Saved data entries:
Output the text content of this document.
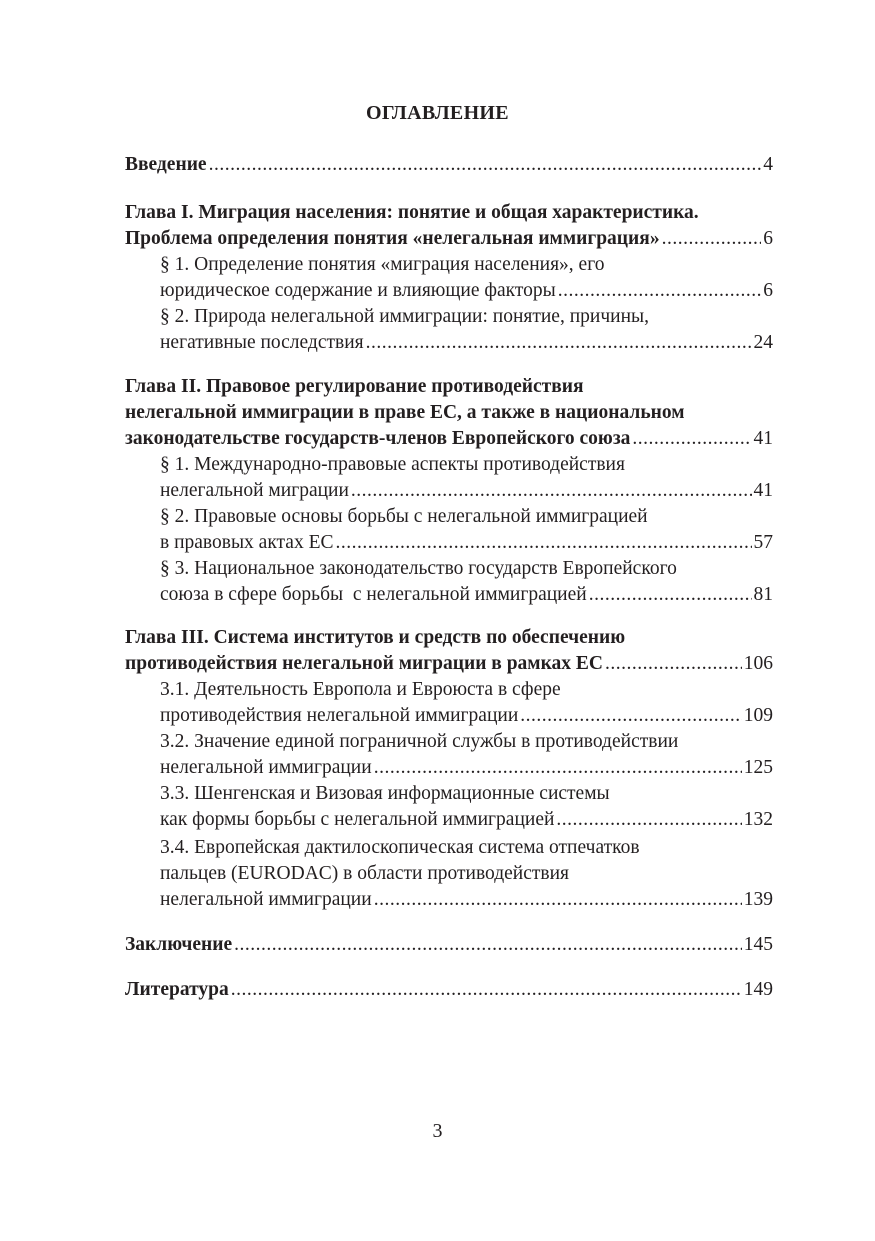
ОГЛАВЛЕНИЕ
Введение .....	4
Глава I. Миграция населения: понятие и общая характеристика.
Проблема определения понятия «нелегальная иммиграция» .....	6
§ 1. Определение понятия «миграция населения», его
юридическое содержание и влияющие факторы .....	6
§ 2. Природа нелегальной иммиграции: понятие, причины,
негативные последствия .....	24
Глава II. Правовое регулирование противодействия
нелегальной иммиграции в праве ЕС, а также в национальном
законодательстве государств-членов Европейского союза .....	41
§ 1. Международно-правовые аспекты противодействия
нелегальной миграции .....	41
§ 2. Правовые основы борьбы с нелегальной иммиграцией
в правовых актах ЕС .....	57
§ 3. Национальное законодательство государств Европейского
союза в сфере борьбы  с нелегальной иммиграцией .....	81
Глава III. Система институтов и средств по обеспечению
противодействия нелегальной миграции в рамках ЕС .....	106
3.1. Деятельность Европола и Евроюста в сфере
противодействия нелегальной иммиграции .....	109
3.2. Значение единой пограничной службы в противодействии
нелегальной иммиграции .....	125
3.3. Шенгенская и Визовая информационные системы
как формы борьбы с нелегальной иммиграцией .....	132
3.4. Европейская дактилоскопическая система отпечатков
пальцев (EURODAC) в области противодействия
нелегальной иммиграции .....	139
Заключение .....	145
Литература .....	149
3
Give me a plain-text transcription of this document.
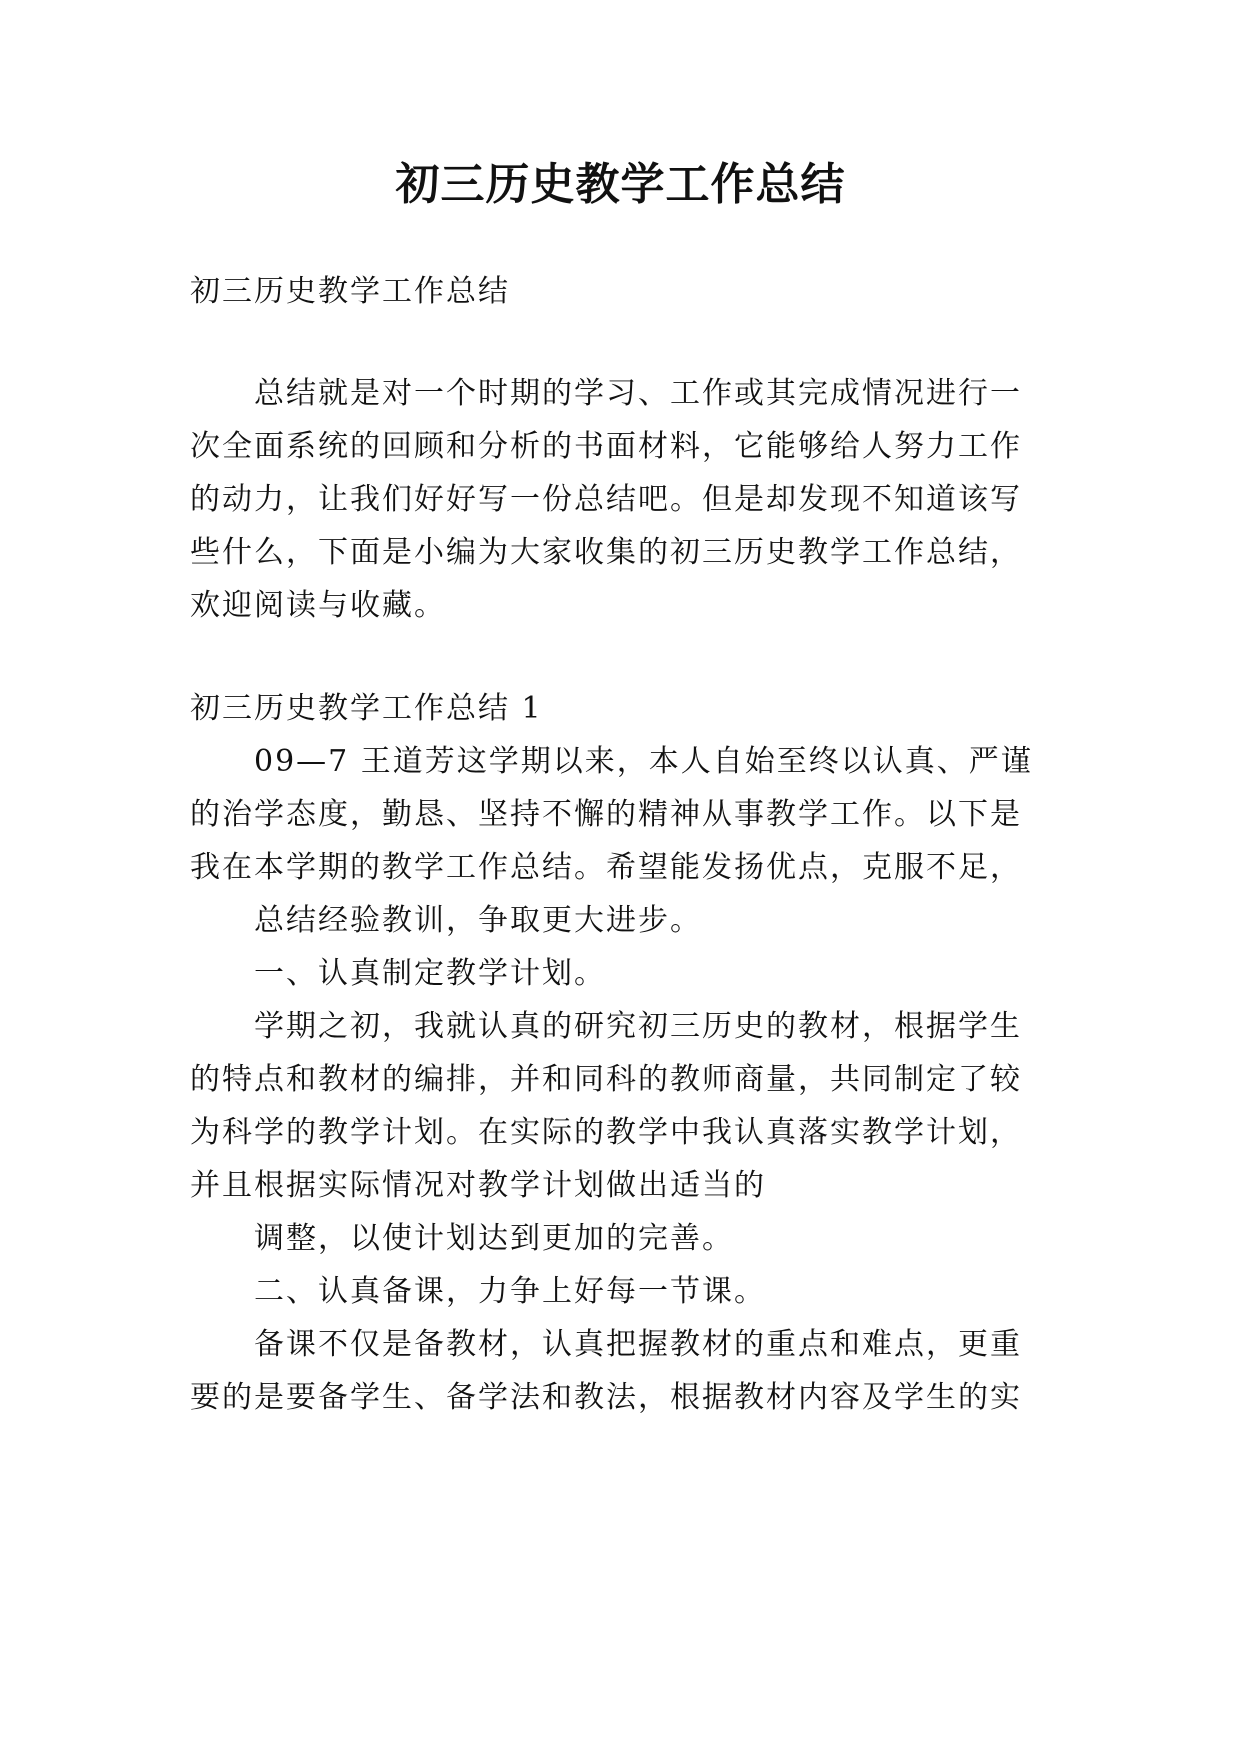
初三历史教学工作总结
初三历史教学工作总结
总结就是对一个时期的学习、工作或其完成情况进行一
次全面系统的回顾和分析的书面材料，它能够给人努力工作
的动力，让我们好好写一份总结吧。但是却发现不知道该写
些什么，下面是小编为大家收集的初三历史教学工作总结，
欢迎阅读与收藏。
初三历史教学工作总结 1
09—7 王道芳这学期以来，本人自始至终以认真、严谨
的治学态度，勤恳、坚持不懈的精神从事教学工作。以下是
我在本学期的教学工作总结。希望能发扬优点，克服不足，
总结经验教训，争取更大进步。
一、认真制定教学计划。
学期之初，我就认真的研究初三历史的教材，根据学生
的特点和教材的编排，并和同科的教师商量，共同制定了较
为科学的教学计划。在实际的教学中我认真落实教学计划，
并且根据实际情况对教学计划做出适当的
调整，以使计划达到更加的完善。
二、认真备课，力争上好每一节课。
备课不仅是备教材，认真把握教材的重点和难点，更重
要的是要备学生、备学法和教法，根据教材内容及学生的实
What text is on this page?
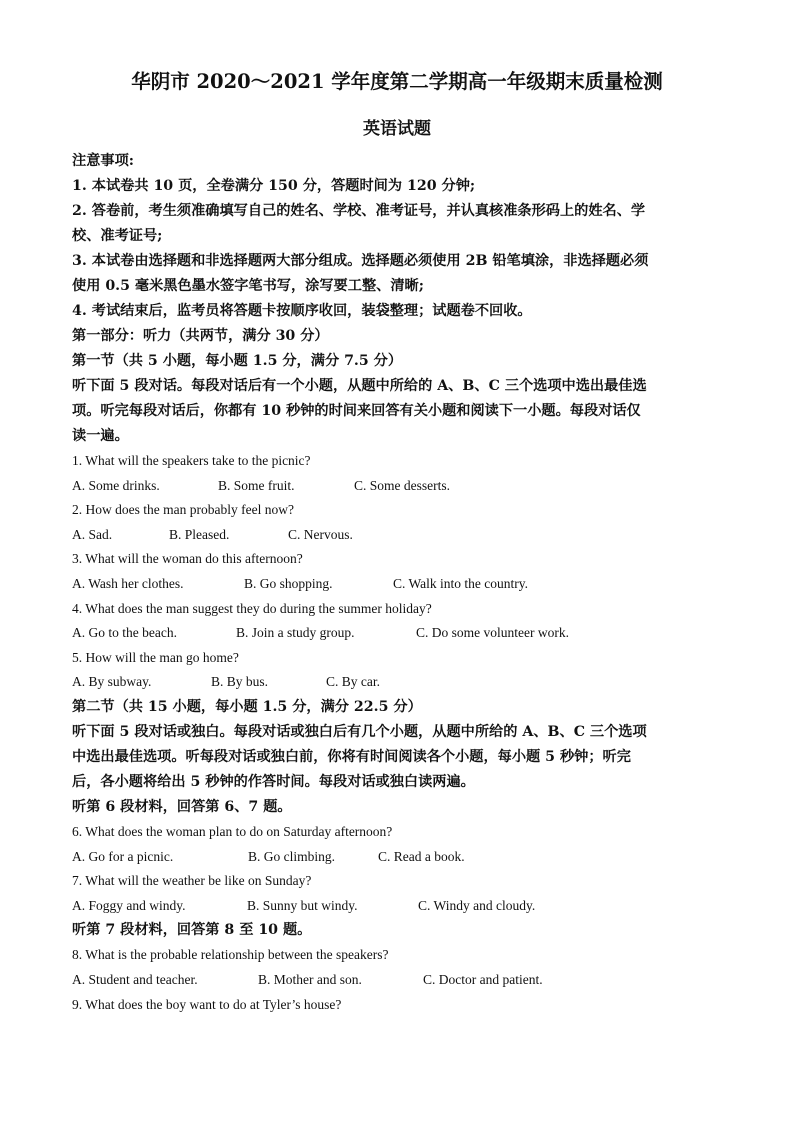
华阴市 2020～2021 学年度第二学期高一年级期末质量检测
英语试题

注意事项:

1. 本试卷共 10 页，全卷满分 150 分，答题时间为 120 分钟;

2. 答卷前，考生须准确填写自己的姓名、学校、准考证号，并认真核准条形码上的姓名、学

校、准考证号;

3. 本试卷由选择题和非选择题两大部分组成。选择题必须使用 2B 铅笔填涂，非选择题必须

使用 0.5 毫米黑色墨水签字笔书写，涂写要工整、清晰;

4. 考试结束后，监考员将答题卡按顺序收回，装袋整理；试题卷不回收。

第一部分：听力（共两节，满分 30 分）

第一节（共 5 小题，每小题 1.5 分，满分 7.5 分）

听下面 5 段对话。每段对话后有一个小题，从题中所给的 A、B、C 三个选项中选出最佳选

项。听完每段对话后，你都有 10 秒钟的时间来回答有关小题和阅读下一小题。每段对话仅

读一遍。

1. What will the speakers take to the picnic?

A. Some drinks.	B. Some fruit.	C. Some desserts.

2. How does the man probably feel now?

A. Sad.	B. Pleased.	C. Nervous.

3. What will the woman do this afternoon?

A. Wash her clothes.	B. Go shopping.	C. Walk into the country.

4. What does the man suggest they do during the summer holiday?

A. Go to the beach.	B. Join a study group.	C. Do some volunteer work.

5. How will the man go home?

A. By subway.	B. By bus.	C. By car.

第二节（共 15 小题，每小题 1.5 分，满分 22.5 分）

听下面 5 段对话或独白。每段对话或独白后有几个小题，从题中所给的 A、B、C 三个选项

中选出最佳选项。听每段对话或独白前，你将有时间阅读各个小题，每小题 5 秒钟；听完

后，各小题将给出 5 秒钟的作答时间。每段对话或独白读两遍。

听第 6 段材料，回答第 6、7 题。

6. What does the woman plan to do on Saturday afternoon?

A. Go for a picnic.	B. Go climbing.	C. Read a book.

7. What will the weather be like on Sunday?

A. Foggy and windy.	B. Sunny but windy.	C. Windy and cloudy.

听第 7 段材料，回答第 8 至 10 题。

8. What is the probable relationship between the speakers?

A. Student and teacher.	B. Mother and son.	C. Doctor and patient.

9. What does the boy want to do at Tyler’s house?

(DIRECTIONS):
Repeat the records above exactly, leaving out any pictures they contain.

(REPLY TO THE EXERCISE):
Output the text content of this document.
ОГЛАВЛЕНИЕ
Введение .....	4
Глава I. Миграция населения: понятие и общая характеристика.
Проблема определения понятия «нелегальная иммиграция» .....	6
§ 1. Определение понятия «миграция населения», его
юридическое содержание и влияющие факторы .....	6
§ 2. Природа нелегальной иммиграции: понятие, причины,
негативные последствия .....	24
Глава II. Правовое регулирование противодействия
нелегальной иммиграции в праве ЕС, а также в национальном
законодательстве государств-членов Европейского союза .....	41
§ 1. Международно-правовые аспекты противодействия
нелегальной миграции .....	41
§ 2. Правовые основы борьбы с нелегальной иммиграцией
в правовых актах ЕС .....	57
§ 3. Национальное законодательство государств Европейского
союза в сфере борьбы  с нелегальной иммиграцией .....	81
Глава III. Система институтов и средств по обеспечению
противодействия нелегальной миграции в рамках ЕС .....	106
3.1. Деятельность Европола и Евроюста в сфере
противодействия нелегальной иммиграции .....	109
3.2. Значение единой пограничной службы в противодействии
нелегальной иммиграции .....	125
3.3. Шенгенская и Визовая информационные системы
как формы борьбы с нелегальной иммиграцией .....	132
3.4. Европейская дактилоскопическая система отпечатков
пальцев (EURODAC) в области противодействия
нелегальной иммиграции .....	139
Заключение .....	145
Литература .....	149
3
Give me a plain-text transcription of this document.
初三历史教学工作总结
初三历史教学工作总结
总结就是对一个时期的学习、工作或其完成情况进行一
次全面系统的回顾和分析的书面材料，它能够给人努力工作
的动力，让我们好好写一份总结吧。但是却发现不知道该写
些什么，下面是小编为大家收集的初三历史教学工作总结，
欢迎阅读与收藏。
初三历史教学工作总结 1
09—7 王道芳这学期以来，本人自始至终以认真、严谨
的治学态度，勤恳、坚持不懈的精神从事教学工作。以下是
我在本学期的教学工作总结。希望能发扬优点，克服不足，
总结经验教训，争取更大进步。
一、认真制定教学计划。
学期之初，我就认真的研究初三历史的教材，根据学生
的特点和教材的编排，并和同科的教师商量，共同制定了较
为科学的教学计划。在实际的教学中我认真落实教学计划，
并且根据实际情况对教学计划做出适当的
调整，以使计划达到更加的完善。
二、认真备课，力争上好每一节课。
备课不仅是备教材，认真把握教材的重点和难点，更重
要的是要备学生、备学法和教法，根据教材内容及学生的实
What text is on this page?
华阴市 2020～2021 学年度第二学期高一年级期末质量检测
英语试题

注意事项:

1. 本试卷共 10 页，全卷满分 150 分，答题时间为 120 分钟;

2. 答卷前，考生须准确填写自己的姓名、学校、准考证号，并认真核准条形码上的姓名、学

校、准考证号;

3. 本试卷由选择题和非选择题两大部分组成。选择题必须使用 2B 铅笔填涂，非选择题必须

使用 0.5 毫米黑色墨水签字笔书写，涂写要工整、清晰;

4. 考试结束后，监考员将答题卡按顺序收回，装袋整理；试题卷不回收。

第一部分：听力（共两节，满分 30 分）

第一节（共 5 小题，每小题 1.5 分，满分 7.5 分）

听下面 5 段对话。每段对话后有一个小题，从题中所给的 A、B、C 三个选项中选出最佳选

项。听完每段对话后，你都有 10 秒钟的时间来回答有关小题和阅读下一小题。每段对话仅

读一遍。

1. What will the speakers take to the picnic?

A. Some drinks.	B. Some fruit.	C. Some desserts.

2. How does the man probably feel now?

A. Sad.	B. Pleased.	C. Nervous.

3. What will the woman do this afternoon?

A. Wash her clothes.	B. Go shopping.	C. Walk into the country.

4. What does the man suggest they do during the summer holiday?

A. Go to the beach.	B. Join a study group.	C. Do some volunteer work.

5. How will the man go home?

A. By subway.	B. By bus.	C. By car.

第二节（共 15 小题，每小题 1.5 分，满分 22.5 分）

听下面 5 段对话或独白。每段对话或独白后有几个小题，从题中所给的 A、B、C 三个选项

中选出最佳选项。听每段对话或独白前，你将有时间阅读各个小题，每小题 5 秒钟；听完

后，各小题将给出 5 秒钟的作答时间。每段对话或独白读两遍。

听第 6 段材料，回答第 6、7 题。

6. What does the woman plan to do on Saturday afternoon?

A. Go for a picnic.	B. Go climbing.	C. Read a book.

7. What will the weather be like on Sunday?

A. Foggy and windy.	B. Sunny but windy.	C. Windy and cloudy.

听第 7 段材料，回答第 8 至 10 题。

8. What is the probable relationship between the speakers?

A. Student and teacher.	B. Mother and son.	C. Doctor and patient.

9. What does the boy want to do at Tyler’s house?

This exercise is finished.